→ **PROVIDED INFORMATION**:
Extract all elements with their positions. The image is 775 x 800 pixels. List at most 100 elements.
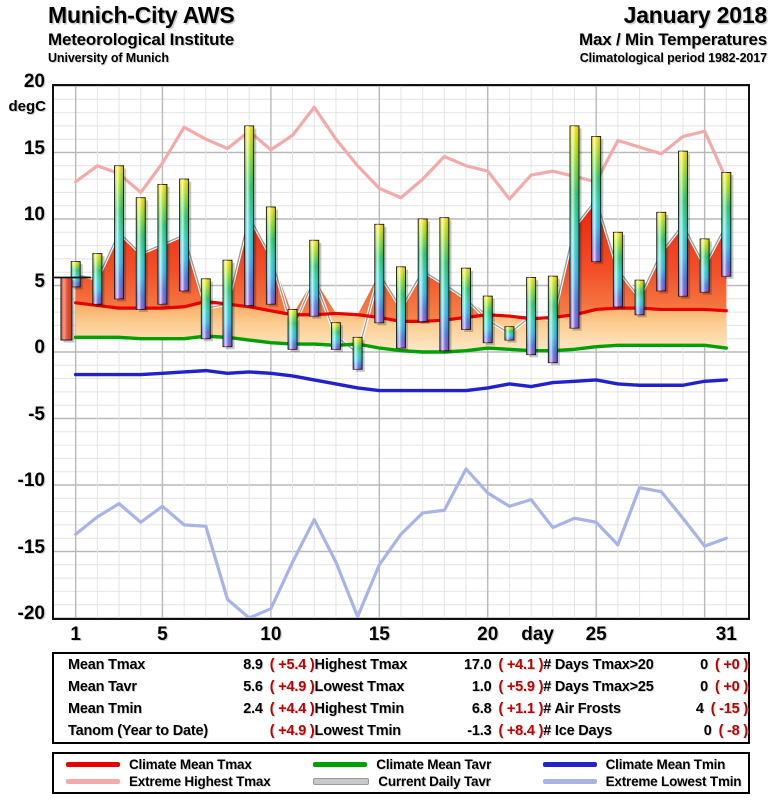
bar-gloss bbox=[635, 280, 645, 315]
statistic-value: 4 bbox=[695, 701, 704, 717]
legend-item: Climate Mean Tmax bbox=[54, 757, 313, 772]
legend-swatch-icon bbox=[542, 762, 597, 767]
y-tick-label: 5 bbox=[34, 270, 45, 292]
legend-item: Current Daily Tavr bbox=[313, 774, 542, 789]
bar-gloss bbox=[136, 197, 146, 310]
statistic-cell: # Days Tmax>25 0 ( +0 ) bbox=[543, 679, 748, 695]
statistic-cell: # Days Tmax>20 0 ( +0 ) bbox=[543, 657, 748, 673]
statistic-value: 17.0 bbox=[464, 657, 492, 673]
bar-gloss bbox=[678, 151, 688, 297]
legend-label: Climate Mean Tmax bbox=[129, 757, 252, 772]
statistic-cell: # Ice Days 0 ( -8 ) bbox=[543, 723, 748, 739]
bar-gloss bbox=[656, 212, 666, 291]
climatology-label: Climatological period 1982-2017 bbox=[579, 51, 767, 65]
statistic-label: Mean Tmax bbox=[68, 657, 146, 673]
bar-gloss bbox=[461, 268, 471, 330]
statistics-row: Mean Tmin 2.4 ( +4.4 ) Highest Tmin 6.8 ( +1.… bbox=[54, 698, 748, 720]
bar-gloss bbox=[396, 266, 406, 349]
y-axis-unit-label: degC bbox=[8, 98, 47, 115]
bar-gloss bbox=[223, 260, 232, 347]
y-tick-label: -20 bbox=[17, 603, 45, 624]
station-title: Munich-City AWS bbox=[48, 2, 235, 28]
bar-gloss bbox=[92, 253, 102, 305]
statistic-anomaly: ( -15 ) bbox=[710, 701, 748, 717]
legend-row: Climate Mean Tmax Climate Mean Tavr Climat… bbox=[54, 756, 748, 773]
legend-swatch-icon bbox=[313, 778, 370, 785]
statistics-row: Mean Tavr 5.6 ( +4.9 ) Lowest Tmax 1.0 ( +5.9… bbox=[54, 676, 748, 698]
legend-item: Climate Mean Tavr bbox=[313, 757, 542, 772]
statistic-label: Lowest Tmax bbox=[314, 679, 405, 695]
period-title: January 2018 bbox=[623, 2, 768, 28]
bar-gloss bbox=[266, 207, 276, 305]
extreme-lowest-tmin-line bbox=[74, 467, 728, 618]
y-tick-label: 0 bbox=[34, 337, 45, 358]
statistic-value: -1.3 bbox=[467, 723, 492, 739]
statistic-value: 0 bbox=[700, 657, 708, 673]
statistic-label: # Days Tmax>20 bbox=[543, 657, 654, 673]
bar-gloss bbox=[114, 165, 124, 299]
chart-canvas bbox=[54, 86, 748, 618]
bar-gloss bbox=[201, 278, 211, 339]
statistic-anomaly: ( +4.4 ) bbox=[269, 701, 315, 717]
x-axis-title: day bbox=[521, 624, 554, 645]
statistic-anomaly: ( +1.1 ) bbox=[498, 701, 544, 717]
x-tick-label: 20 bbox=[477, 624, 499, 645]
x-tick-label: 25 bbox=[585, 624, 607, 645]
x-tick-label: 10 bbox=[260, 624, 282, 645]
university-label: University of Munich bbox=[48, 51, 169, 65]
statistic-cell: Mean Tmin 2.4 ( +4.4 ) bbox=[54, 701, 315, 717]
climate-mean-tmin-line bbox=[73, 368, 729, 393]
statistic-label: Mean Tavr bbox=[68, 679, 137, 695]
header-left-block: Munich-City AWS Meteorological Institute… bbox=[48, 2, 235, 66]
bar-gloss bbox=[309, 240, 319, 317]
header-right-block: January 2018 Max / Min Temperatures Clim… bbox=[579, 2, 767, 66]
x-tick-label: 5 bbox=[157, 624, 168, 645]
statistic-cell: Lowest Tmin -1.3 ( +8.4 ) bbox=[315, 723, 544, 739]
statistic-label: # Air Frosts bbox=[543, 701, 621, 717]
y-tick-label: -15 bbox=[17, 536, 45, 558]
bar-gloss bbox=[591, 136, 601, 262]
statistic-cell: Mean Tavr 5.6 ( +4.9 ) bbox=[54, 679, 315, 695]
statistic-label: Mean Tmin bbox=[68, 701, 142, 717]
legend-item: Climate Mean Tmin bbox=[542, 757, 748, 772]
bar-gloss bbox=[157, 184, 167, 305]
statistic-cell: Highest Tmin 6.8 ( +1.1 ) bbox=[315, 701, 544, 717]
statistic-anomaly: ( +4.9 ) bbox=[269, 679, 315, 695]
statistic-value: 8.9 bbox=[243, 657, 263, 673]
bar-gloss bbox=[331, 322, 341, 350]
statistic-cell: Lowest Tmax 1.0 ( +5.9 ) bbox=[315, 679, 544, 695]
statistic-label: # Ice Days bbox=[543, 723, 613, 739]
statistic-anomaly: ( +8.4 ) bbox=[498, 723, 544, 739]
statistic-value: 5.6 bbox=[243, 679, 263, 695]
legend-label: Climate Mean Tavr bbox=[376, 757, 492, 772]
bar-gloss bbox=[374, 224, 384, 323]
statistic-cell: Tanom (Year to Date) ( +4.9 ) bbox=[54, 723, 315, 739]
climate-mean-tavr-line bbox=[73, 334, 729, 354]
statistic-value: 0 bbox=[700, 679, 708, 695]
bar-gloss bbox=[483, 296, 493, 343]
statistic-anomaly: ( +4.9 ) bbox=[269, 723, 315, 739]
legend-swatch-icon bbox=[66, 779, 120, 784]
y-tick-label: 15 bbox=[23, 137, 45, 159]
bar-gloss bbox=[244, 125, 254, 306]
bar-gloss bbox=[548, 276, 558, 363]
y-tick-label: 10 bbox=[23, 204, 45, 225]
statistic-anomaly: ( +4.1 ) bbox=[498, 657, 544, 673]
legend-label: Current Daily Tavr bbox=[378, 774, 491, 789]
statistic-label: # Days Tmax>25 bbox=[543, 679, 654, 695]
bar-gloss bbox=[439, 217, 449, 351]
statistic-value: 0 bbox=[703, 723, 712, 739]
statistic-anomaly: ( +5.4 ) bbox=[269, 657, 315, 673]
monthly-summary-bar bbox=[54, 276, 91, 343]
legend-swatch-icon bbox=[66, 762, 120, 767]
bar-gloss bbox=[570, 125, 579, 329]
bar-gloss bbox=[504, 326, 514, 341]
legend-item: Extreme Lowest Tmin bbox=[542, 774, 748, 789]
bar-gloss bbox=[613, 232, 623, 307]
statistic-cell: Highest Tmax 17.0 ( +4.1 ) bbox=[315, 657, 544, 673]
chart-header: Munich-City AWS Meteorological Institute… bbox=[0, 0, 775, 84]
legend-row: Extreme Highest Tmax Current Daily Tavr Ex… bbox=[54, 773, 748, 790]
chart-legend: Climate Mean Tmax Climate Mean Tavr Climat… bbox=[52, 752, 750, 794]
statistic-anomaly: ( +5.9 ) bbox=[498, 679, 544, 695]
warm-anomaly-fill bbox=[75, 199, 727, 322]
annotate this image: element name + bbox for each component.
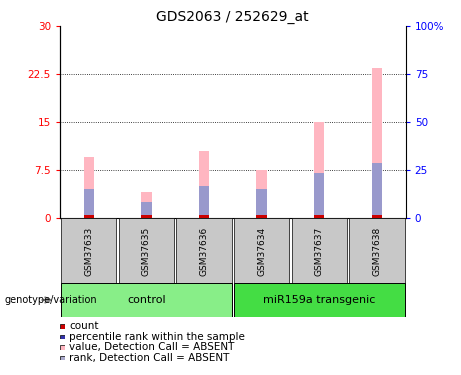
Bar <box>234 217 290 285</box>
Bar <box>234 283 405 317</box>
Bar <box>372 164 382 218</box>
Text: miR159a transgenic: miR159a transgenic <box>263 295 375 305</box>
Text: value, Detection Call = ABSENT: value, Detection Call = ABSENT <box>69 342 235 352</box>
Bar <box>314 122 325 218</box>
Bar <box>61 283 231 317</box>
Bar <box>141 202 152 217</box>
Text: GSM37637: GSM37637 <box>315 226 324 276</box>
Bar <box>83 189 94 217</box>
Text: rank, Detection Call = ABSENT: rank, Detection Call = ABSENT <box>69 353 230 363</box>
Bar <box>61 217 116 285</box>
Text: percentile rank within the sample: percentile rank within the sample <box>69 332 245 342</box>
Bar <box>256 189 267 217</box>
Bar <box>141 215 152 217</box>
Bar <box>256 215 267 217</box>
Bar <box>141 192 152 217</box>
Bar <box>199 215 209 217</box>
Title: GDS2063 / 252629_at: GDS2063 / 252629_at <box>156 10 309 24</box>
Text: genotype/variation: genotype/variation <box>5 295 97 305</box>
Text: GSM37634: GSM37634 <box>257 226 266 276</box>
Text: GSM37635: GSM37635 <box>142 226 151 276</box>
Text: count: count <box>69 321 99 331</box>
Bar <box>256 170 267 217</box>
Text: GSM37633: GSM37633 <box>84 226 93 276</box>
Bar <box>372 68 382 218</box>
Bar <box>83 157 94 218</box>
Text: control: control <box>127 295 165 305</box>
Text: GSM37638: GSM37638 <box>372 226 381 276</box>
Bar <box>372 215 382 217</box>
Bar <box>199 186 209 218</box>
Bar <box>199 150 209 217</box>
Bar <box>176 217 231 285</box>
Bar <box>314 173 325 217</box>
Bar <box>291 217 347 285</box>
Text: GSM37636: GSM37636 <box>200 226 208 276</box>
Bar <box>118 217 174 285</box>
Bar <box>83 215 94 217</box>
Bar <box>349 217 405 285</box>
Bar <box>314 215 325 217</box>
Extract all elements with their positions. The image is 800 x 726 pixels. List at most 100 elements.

---

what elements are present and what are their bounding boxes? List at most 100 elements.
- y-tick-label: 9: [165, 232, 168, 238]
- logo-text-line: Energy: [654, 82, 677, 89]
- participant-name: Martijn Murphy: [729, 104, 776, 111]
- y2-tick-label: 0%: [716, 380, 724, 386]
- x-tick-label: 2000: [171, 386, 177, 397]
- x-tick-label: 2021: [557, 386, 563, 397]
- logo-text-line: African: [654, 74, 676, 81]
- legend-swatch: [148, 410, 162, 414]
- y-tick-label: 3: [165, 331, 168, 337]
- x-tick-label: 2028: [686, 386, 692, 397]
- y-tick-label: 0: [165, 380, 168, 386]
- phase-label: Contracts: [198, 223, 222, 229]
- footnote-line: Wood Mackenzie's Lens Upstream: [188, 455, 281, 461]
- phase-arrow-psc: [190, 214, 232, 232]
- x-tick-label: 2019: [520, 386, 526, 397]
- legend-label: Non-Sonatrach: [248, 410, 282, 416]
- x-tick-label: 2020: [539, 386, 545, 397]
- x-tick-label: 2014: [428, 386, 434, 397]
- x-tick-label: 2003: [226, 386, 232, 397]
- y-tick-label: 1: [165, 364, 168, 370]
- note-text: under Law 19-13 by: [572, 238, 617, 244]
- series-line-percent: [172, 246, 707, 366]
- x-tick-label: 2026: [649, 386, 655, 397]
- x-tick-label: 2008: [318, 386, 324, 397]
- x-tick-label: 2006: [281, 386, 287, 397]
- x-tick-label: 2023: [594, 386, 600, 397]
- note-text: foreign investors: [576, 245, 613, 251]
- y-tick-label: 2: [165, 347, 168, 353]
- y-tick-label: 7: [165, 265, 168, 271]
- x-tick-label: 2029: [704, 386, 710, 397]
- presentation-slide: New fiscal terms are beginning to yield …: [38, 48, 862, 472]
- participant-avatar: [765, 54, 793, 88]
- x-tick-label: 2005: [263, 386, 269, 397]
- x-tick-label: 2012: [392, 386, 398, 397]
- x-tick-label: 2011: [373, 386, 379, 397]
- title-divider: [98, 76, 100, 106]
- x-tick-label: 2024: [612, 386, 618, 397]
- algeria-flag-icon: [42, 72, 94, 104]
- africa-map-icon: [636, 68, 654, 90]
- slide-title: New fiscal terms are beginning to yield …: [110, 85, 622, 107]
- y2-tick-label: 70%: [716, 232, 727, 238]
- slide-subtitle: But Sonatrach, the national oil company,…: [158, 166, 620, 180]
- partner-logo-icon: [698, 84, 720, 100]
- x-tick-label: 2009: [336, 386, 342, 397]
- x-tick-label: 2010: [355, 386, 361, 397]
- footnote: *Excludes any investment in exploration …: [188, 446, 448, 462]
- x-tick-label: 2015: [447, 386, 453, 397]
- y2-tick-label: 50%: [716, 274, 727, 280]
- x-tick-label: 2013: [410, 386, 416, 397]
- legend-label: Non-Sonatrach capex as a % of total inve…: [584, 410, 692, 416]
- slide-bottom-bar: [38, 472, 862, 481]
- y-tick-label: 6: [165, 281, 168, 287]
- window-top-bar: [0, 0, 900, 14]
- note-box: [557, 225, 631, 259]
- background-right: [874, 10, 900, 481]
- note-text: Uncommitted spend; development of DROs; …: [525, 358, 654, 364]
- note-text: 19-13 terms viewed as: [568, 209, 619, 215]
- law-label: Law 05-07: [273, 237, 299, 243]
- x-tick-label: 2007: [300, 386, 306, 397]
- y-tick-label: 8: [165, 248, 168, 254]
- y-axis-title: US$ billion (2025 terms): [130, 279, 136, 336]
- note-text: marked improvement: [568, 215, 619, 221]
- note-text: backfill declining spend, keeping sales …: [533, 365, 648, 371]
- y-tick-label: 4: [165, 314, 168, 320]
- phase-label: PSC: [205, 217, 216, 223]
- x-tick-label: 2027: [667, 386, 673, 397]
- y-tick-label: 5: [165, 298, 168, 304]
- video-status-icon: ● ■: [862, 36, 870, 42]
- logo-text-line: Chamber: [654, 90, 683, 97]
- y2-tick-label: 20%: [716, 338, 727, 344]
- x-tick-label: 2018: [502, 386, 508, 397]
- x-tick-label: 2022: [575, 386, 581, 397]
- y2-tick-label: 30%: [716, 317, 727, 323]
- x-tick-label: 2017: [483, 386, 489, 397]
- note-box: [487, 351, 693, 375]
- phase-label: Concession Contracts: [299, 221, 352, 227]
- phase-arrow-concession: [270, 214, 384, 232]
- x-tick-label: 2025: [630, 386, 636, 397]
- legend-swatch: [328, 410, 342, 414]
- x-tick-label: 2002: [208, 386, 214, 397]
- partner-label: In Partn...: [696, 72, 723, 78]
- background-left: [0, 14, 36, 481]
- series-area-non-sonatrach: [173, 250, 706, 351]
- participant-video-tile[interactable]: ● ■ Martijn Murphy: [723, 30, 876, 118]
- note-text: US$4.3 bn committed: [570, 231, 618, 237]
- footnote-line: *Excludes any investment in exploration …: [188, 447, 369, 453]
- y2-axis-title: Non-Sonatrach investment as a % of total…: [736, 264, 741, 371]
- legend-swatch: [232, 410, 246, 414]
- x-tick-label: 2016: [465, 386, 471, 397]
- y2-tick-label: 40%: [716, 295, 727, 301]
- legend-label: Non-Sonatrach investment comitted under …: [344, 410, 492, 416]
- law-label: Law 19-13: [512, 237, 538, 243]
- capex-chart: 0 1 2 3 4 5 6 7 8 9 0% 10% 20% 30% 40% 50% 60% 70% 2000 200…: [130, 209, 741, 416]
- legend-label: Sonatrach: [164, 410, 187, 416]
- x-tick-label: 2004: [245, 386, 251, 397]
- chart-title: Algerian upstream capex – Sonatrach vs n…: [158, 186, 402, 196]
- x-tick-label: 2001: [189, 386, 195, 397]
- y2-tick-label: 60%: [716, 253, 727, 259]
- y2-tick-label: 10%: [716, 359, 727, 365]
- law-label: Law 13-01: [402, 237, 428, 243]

---

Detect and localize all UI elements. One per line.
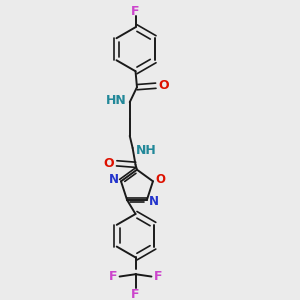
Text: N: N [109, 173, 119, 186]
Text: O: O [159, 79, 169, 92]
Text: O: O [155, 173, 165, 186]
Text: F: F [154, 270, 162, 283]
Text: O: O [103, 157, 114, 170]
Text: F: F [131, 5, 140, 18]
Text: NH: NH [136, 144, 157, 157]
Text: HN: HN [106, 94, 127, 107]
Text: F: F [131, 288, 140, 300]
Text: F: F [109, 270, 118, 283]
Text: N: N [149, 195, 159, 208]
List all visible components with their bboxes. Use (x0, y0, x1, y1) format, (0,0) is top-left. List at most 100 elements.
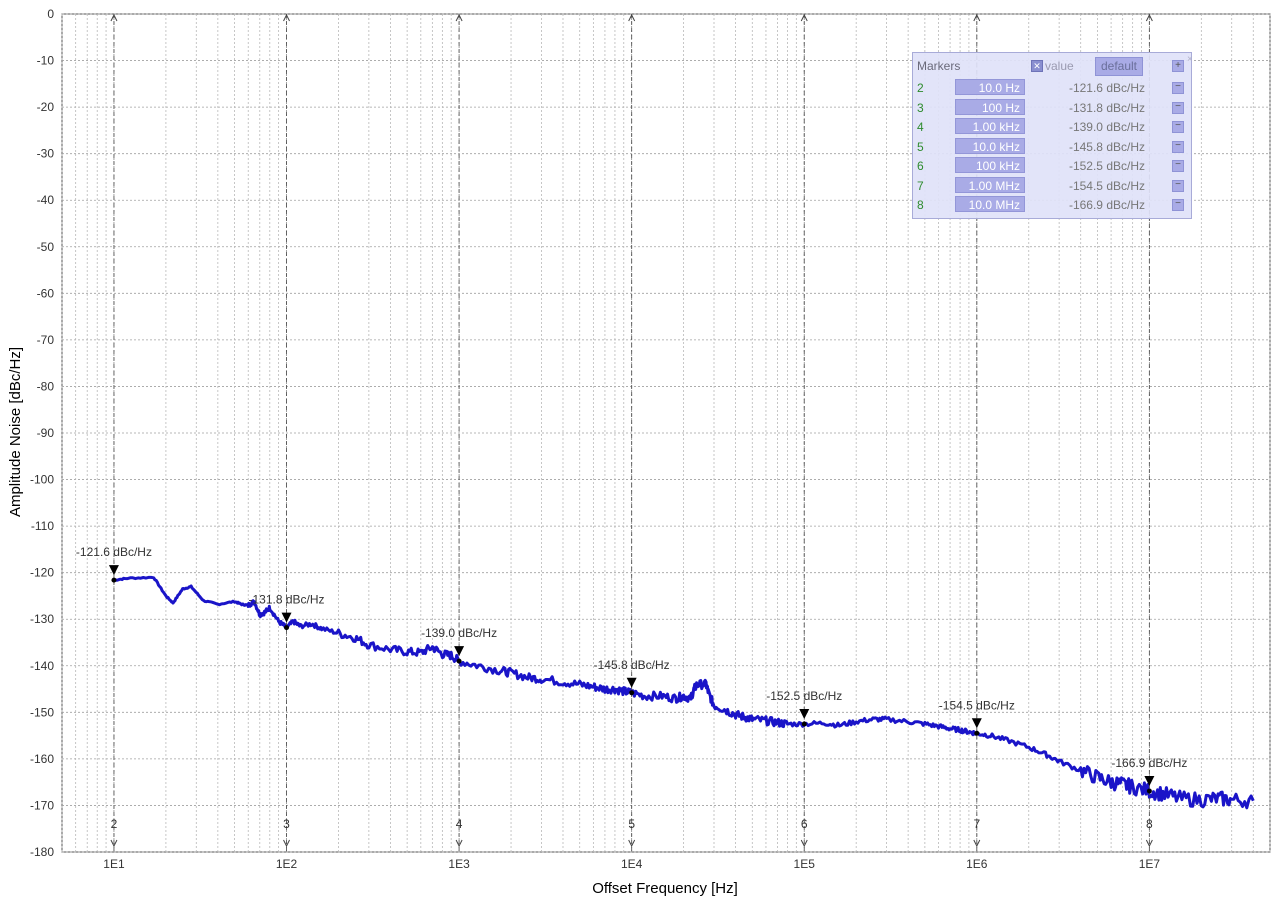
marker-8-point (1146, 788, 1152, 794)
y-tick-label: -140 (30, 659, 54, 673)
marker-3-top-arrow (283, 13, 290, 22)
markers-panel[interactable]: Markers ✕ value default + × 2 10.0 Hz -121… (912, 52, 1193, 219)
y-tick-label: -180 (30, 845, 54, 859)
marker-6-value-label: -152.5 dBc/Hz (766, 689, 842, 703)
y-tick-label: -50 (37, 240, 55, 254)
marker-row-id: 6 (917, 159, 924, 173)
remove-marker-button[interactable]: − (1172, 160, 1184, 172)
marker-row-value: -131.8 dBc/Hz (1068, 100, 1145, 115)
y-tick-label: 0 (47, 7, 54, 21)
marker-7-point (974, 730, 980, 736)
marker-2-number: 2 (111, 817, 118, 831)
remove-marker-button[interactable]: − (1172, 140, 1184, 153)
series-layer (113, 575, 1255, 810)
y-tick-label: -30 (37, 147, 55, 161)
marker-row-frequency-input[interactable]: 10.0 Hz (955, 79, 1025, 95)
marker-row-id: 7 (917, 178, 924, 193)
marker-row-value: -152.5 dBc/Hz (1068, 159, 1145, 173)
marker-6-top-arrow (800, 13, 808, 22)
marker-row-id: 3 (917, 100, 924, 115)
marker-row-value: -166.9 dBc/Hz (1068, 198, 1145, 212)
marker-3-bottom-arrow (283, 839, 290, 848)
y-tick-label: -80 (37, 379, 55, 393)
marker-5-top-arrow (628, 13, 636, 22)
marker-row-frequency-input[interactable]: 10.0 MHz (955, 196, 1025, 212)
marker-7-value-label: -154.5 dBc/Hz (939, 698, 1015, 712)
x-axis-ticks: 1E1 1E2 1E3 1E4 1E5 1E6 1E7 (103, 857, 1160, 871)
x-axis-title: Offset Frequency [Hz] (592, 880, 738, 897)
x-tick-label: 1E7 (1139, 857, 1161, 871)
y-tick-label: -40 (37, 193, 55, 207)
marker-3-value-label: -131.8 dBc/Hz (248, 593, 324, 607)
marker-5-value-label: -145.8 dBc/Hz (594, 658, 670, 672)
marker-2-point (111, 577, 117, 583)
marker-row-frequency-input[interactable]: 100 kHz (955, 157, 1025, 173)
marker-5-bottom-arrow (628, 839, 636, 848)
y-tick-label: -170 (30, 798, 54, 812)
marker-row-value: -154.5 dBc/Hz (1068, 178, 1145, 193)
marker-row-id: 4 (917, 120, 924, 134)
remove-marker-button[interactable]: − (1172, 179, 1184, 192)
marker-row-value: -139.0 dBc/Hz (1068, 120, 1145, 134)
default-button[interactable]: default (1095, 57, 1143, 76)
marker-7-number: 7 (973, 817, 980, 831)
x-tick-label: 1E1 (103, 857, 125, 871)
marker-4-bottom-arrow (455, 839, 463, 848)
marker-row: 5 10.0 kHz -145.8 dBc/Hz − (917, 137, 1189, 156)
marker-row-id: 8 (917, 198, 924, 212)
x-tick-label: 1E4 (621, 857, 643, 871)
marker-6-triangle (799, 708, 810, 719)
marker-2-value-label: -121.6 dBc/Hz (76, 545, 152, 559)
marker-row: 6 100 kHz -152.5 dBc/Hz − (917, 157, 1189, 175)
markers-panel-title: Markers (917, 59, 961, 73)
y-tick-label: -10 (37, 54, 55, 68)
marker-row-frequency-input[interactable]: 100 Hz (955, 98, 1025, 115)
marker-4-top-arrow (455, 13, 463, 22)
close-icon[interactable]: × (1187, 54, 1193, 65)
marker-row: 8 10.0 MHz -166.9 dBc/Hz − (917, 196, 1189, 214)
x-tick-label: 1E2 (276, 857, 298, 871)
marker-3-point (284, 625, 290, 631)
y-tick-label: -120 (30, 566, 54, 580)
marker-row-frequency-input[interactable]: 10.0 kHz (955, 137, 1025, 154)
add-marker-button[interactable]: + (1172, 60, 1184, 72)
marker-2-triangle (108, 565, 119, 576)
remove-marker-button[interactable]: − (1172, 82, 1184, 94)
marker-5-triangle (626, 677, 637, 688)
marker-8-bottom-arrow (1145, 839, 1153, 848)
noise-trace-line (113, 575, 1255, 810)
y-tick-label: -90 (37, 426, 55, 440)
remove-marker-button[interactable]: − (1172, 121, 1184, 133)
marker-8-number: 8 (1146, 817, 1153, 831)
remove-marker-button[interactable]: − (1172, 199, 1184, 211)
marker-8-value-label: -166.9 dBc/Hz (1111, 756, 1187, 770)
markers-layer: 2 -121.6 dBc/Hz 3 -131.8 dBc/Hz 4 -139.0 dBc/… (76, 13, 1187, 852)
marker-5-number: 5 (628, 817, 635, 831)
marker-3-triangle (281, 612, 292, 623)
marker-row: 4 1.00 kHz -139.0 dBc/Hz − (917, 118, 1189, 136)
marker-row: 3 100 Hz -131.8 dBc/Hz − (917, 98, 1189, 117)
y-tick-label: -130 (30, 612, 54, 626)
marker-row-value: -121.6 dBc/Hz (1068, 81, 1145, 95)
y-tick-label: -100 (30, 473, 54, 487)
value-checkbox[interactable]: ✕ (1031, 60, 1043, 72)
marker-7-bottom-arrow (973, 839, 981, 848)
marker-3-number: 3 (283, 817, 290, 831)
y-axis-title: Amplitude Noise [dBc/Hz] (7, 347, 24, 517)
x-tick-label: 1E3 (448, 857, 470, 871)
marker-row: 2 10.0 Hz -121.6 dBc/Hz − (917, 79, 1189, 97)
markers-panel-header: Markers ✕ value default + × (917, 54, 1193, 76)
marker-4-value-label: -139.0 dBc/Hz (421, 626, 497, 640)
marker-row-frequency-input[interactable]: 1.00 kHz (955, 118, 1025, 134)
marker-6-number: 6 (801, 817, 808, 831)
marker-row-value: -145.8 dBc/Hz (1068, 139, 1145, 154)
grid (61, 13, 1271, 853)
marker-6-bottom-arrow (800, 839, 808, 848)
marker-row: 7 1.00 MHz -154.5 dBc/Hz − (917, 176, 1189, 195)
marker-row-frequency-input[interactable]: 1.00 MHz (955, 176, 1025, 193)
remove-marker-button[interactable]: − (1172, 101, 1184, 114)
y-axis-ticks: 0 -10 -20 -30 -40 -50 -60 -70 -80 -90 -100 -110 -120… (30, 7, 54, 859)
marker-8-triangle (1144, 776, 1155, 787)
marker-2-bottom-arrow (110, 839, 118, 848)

→ **WHAT YOU SHOULD DO**: Starting at the line of the records that has "marker-8-point (1146, 788, 1152, 794)" and stopping after the line that has "marker-5-top-arrow (628, 13, 636, 22)", rewrite those lines with every "marker-row-value" renamed to "marker-row-level" and everything else left unchanged.

→ **COMPLETE OUTPUT**:
marker-8-point (1146, 788, 1152, 794)
y-tick-label: -140 (30, 659, 54, 673)
marker-3-top-arrow (283, 13, 290, 22)
markers-panel[interactable]: Markers ✕ value default + × 2 10.0 Hz -121… (912, 52, 1193, 219)
y-tick-label: -180 (30, 845, 54, 859)
marker-6-value-label: -152.5 dBc/Hz (766, 689, 842, 703)
y-tick-label: -50 (37, 240, 55, 254)
marker-row-id: 6 (917, 159, 924, 173)
remove-marker-button[interactable]: − (1172, 160, 1184, 172)
marker-row-level: -131.8 dBc/Hz (1068, 100, 1145, 115)
y-tick-label: 0 (47, 7, 54, 21)
marker-7-point (974, 730, 980, 736)
marker-2-number: 2 (111, 817, 118, 831)
remove-marker-button[interactable]: − (1172, 140, 1184, 153)
series-layer (113, 575, 1255, 810)
y-tick-label: -30 (37, 147, 55, 161)
marker-row-frequency-input[interactable]: 10.0 Hz (955, 79, 1025, 95)
marker-row-id: 7 (917, 178, 924, 193)
marker-row-level: -152.5 dBc/Hz (1068, 159, 1145, 173)
marker-6-top-arrow (800, 13, 808, 22)
marker-row-id: 3 (917, 100, 924, 115)
marker-row-level: -166.9 dBc/Hz (1068, 198, 1145, 212)
marker-3-bottom-arrow (283, 839, 290, 848)
y-tick-label: -80 (37, 379, 55, 393)
marker-5-top-arrow (628, 13, 636, 22)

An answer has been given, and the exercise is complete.